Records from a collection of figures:

○ ○ ○ ○

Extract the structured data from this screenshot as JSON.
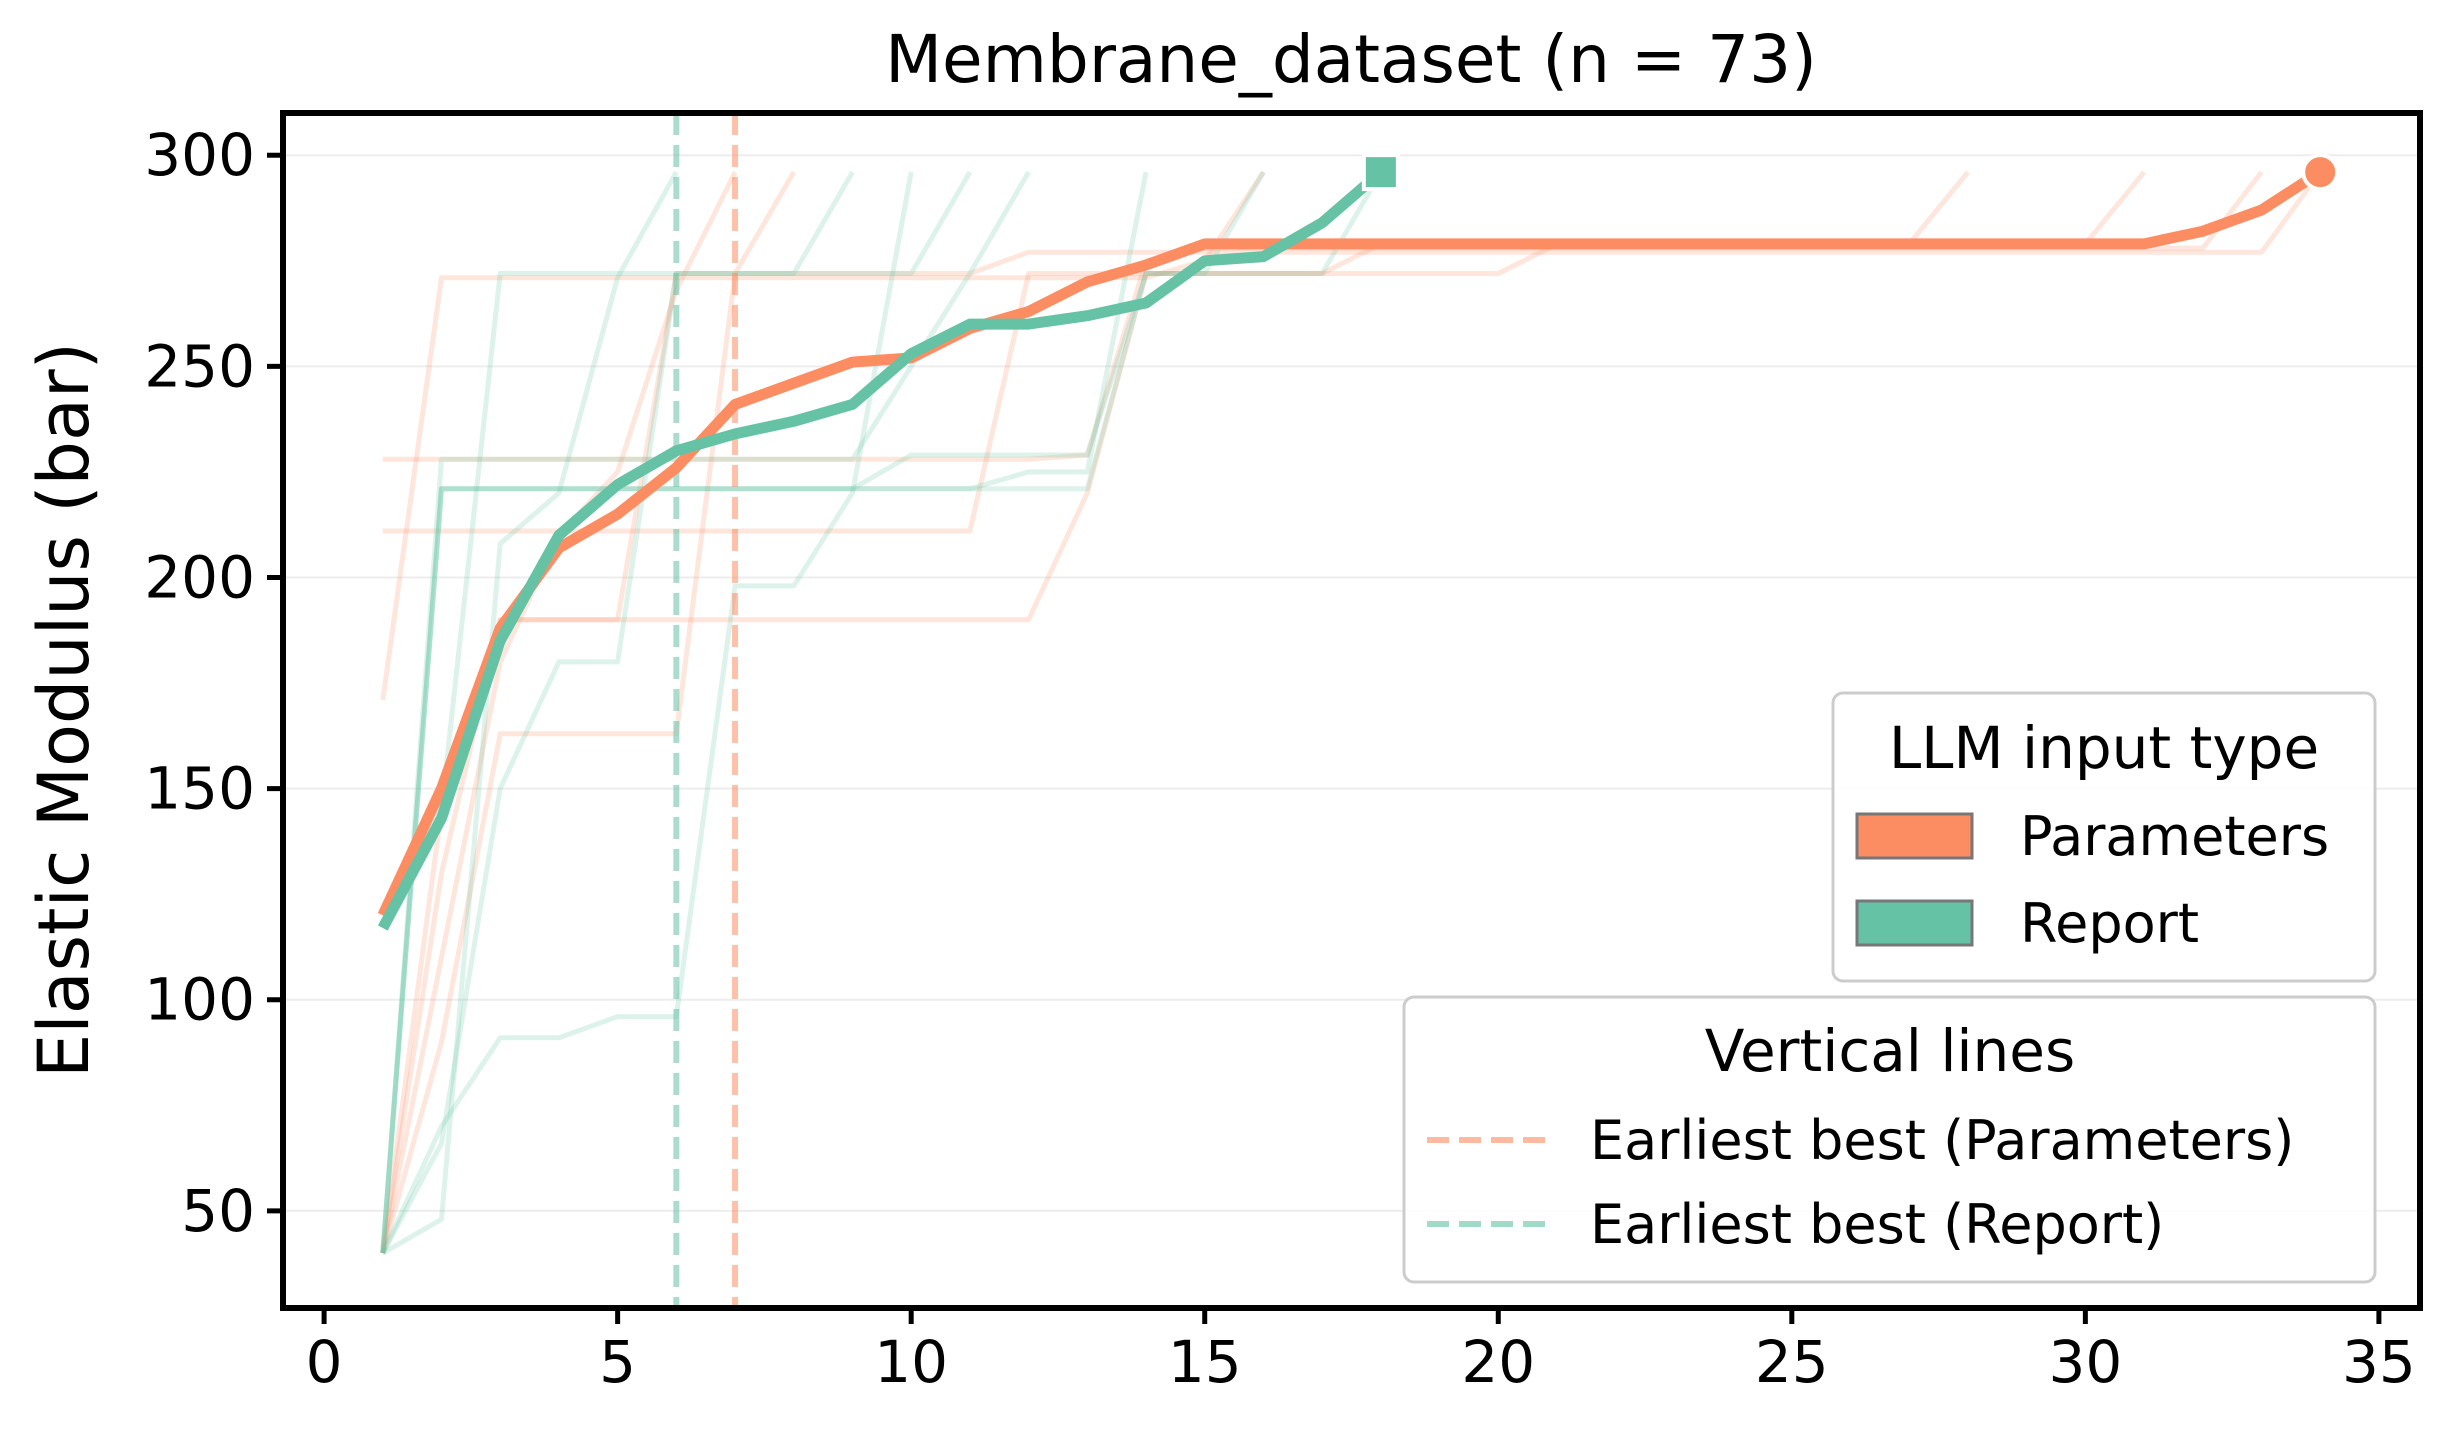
{
  "chart_data": {
    "type": "line",
    "title": "Membrane_dataset (n = 73)",
    "xlabel": "",
    "ylabel": "Elastic Modulus (bar)",
    "xlim": [
      -0.7,
      35.7
    ],
    "ylim": [
      27,
      310
    ],
    "xticks": [
      0,
      5,
      10,
      15,
      20,
      25,
      30,
      35
    ],
    "yticks": [
      50,
      100,
      150,
      200,
      250,
      300
    ],
    "grid": "horizontal",
    "colors": {
      "parameters": "#fc8d62",
      "report": "#66c2a5"
    },
    "series": [
      {
        "name": "Parameters",
        "key": "parameters",
        "x": [
          1,
          2,
          3,
          4,
          5,
          6,
          7,
          8,
          9,
          10,
          11,
          12,
          13,
          14,
          15,
          16,
          17,
          18,
          19,
          20,
          21,
          22,
          23,
          24,
          25,
          26,
          27,
          28,
          29,
          30,
          31,
          32,
          33,
          34
        ],
        "values": [
          120,
          150,
          188,
          207,
          215,
          226,
          241,
          246,
          251,
          252,
          259,
          263,
          270,
          274,
          279,
          279,
          279,
          279,
          279,
          279,
          279,
          279,
          279,
          279,
          279,
          279,
          279,
          279,
          279,
          279,
          279,
          282,
          287,
          296
        ],
        "end_marker": "circle"
      },
      {
        "name": "Report",
        "key": "report",
        "x": [
          1,
          2,
          3,
          4,
          5,
          6,
          7,
          8,
          9,
          10,
          11,
          12,
          13,
          14,
          15,
          16,
          17,
          18
        ],
        "values": [
          117,
          143,
          185,
          210,
          222,
          230,
          234,
          237,
          241,
          253,
          260,
          260,
          262,
          265,
          275,
          276,
          284,
          296
        ],
        "end_marker": "square"
      }
    ],
    "runs": [
      {
        "group": "parameters",
        "x": [
          1,
          2,
          3,
          4,
          5,
          6,
          7,
          8
        ],
        "values": [
          40,
          130,
          190,
          190,
          190,
          272,
          272,
          296
        ]
      },
      {
        "group": "parameters",
        "x": [
          1,
          2,
          3,
          4,
          5,
          6,
          7,
          8,
          9,
          10,
          11,
          12,
          13,
          14,
          15,
          16,
          17,
          18,
          19,
          20,
          21,
          22,
          23,
          24,
          25,
          26,
          27,
          28,
          29,
          30,
          31,
          32,
          33
        ],
        "values": [
          228,
          228,
          228,
          228,
          228,
          228,
          228,
          228,
          228,
          228,
          228,
          228,
          229,
          275,
          278,
          278,
          278,
          278,
          278,
          278,
          278,
          278,
          278,
          278,
          278,
          278,
          278,
          278,
          278,
          278,
          278,
          278,
          296
        ]
      },
      {
        "group": "parameters",
        "x": [
          1,
          2,
          3,
          4,
          5,
          6,
          7,
          8,
          9,
          10,
          11,
          12,
          13,
          14,
          15,
          16,
          17,
          18,
          19,
          20,
          21,
          22,
          23,
          24,
          25,
          26,
          27,
          28,
          29,
          30,
          31,
          32,
          33,
          34
        ],
        "values": [
          40,
          90,
          163,
          163,
          163,
          163,
          272,
          272,
          272,
          272,
          272,
          277,
          277,
          277,
          277,
          277,
          277,
          277,
          277,
          277,
          277,
          277,
          277,
          277,
          277,
          277,
          277,
          277,
          277,
          277,
          277,
          277,
          277,
          296
        ]
      },
      {
        "group": "parameters",
        "x": [
          1,
          2,
          3,
          4,
          5,
          6,
          7,
          8,
          9,
          10,
          11,
          12,
          13,
          14,
          15,
          16
        ],
        "values": [
          171,
          271,
          271,
          271,
          271,
          271,
          271,
          271,
          271,
          271,
          271,
          271,
          271,
          271,
          275,
          296
        ]
      },
      {
        "group": "parameters",
        "x": [
          1,
          2,
          3,
          4,
          5,
          6,
          7,
          8,
          9,
          10,
          11,
          12,
          13,
          14,
          15,
          16,
          17,
          18,
          19,
          20,
          21,
          22,
          23,
          24,
          25,
          26,
          27,
          28
        ],
        "values": [
          211,
          211,
          211,
          211,
          211,
          211,
          211,
          211,
          211,
          211,
          211,
          272,
          272,
          272,
          272,
          272,
          272,
          272,
          272,
          272,
          279,
          279,
          279,
          279,
          279,
          279,
          279,
          296
        ]
      },
      {
        "group": "parameters",
        "x": [
          1,
          2,
          3,
          4,
          5,
          6,
          7,
          8,
          9,
          10,
          11,
          12,
          13,
          14,
          15,
          16,
          17,
          18,
          19,
          20,
          21,
          22,
          23,
          24,
          25,
          26,
          27,
          28,
          29,
          30,
          31
        ],
        "values": [
          40,
          145,
          190,
          190,
          190,
          190,
          190,
          190,
          190,
          190,
          190,
          190,
          220,
          272,
          272,
          272,
          272,
          279,
          279,
          279,
          279,
          279,
          279,
          279,
          279,
          279,
          279,
          279,
          279,
          279,
          296
        ]
      },
      {
        "group": "parameters",
        "x": [
          1,
          2,
          3,
          4,
          5,
          6,
          7
        ],
        "values": [
          40,
          110,
          180,
          210,
          225,
          268,
          296
        ]
      },
      {
        "group": "report",
        "x": [
          1,
          2,
          3,
          4,
          5,
          6,
          7,
          8,
          9,
          10,
          11,
          12
        ],
        "values": [
          40,
          228,
          228,
          228,
          228,
          228,
          228,
          228,
          228,
          250,
          272,
          296
        ]
      },
      {
        "group": "report",
        "x": [
          1,
          2,
          3,
          4,
          5,
          6,
          7,
          8,
          9,
          10,
          11,
          12,
          13,
          14,
          15,
          16,
          17,
          18
        ],
        "values": [
          40,
          221,
          221,
          221,
          221,
          221,
          221,
          221,
          221,
          221,
          221,
          221,
          221,
          272,
          272,
          272,
          272,
          296
        ]
      },
      {
        "group": "report",
        "x": [
          1,
          2,
          3,
          4,
          5,
          6,
          7,
          8,
          9,
          10
        ],
        "values": [
          40,
          70,
          91,
          91,
          96,
          96,
          198,
          198,
          220,
          296
        ]
      },
      {
        "group": "report",
        "x": [
          1,
          2,
          3,
          4,
          5,
          6,
          7,
          8,
          9,
          10,
          11,
          12,
          13,
          14,
          15,
          16
        ],
        "values": [
          40,
          221,
          221,
          221,
          221,
          221,
          221,
          221,
          221,
          229,
          229,
          229,
          229,
          272,
          272,
          296
        ]
      },
      {
        "group": "report",
        "x": [
          1,
          2,
          3,
          4,
          5,
          6
        ],
        "values": [
          40,
          48,
          208,
          220,
          271,
          296
        ]
      },
      {
        "group": "report",
        "x": [
          1,
          2,
          3,
          4,
          5,
          6,
          7,
          8,
          9,
          10,
          11
        ],
        "values": [
          40,
          66,
          150,
          180,
          180,
          272,
          272,
          272,
          272,
          272,
          296
        ]
      },
      {
        "group": "report",
        "x": [
          1,
          2,
          3,
          4,
          5,
          6,
          7,
          8,
          9,
          10,
          11,
          12,
          13,
          14
        ],
        "values": [
          40,
          221,
          221,
          221,
          221,
          221,
          221,
          221,
          221,
          221,
          221,
          225,
          225,
          296
        ]
      },
      {
        "group": "report",
        "x": [
          1,
          2,
          3,
          4,
          5,
          6,
          7,
          8,
          9
        ],
        "values": [
          118,
          145,
          272,
          272,
          272,
          272,
          272,
          272,
          296
        ]
      }
    ],
    "vlines": [
      {
        "name": "Earliest best (Parameters)",
        "key": "parameters",
        "x": 7
      },
      {
        "name": "Earliest best (Report)",
        "key": "report",
        "x": 6
      }
    ],
    "legends": [
      {
        "title": "LLM input type",
        "placement": "center-right",
        "entries": [
          {
            "label": "Parameters",
            "key": "parameters",
            "style": "patch"
          },
          {
            "label": "Report",
            "key": "report",
            "style": "patch"
          }
        ]
      },
      {
        "title": "Vertical lines",
        "placement": "lower-right",
        "entries": [
          {
            "label": "Earliest best (Parameters)",
            "key": "parameters",
            "style": "dashed"
          },
          {
            "label": "Earliest best (Report)",
            "key": "report",
            "style": "dashed"
          }
        ]
      }
    ]
  }
}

○ ○ ○ ○

In the records above, find each line that holds the word "Earliest"; copy all such lines.

        "name": "Earliest best (Parameters)",
        "name": "Earliest best (Report)",
            "label": "Earliest best (Parameters)",
            "label": "Earliest best (Report)",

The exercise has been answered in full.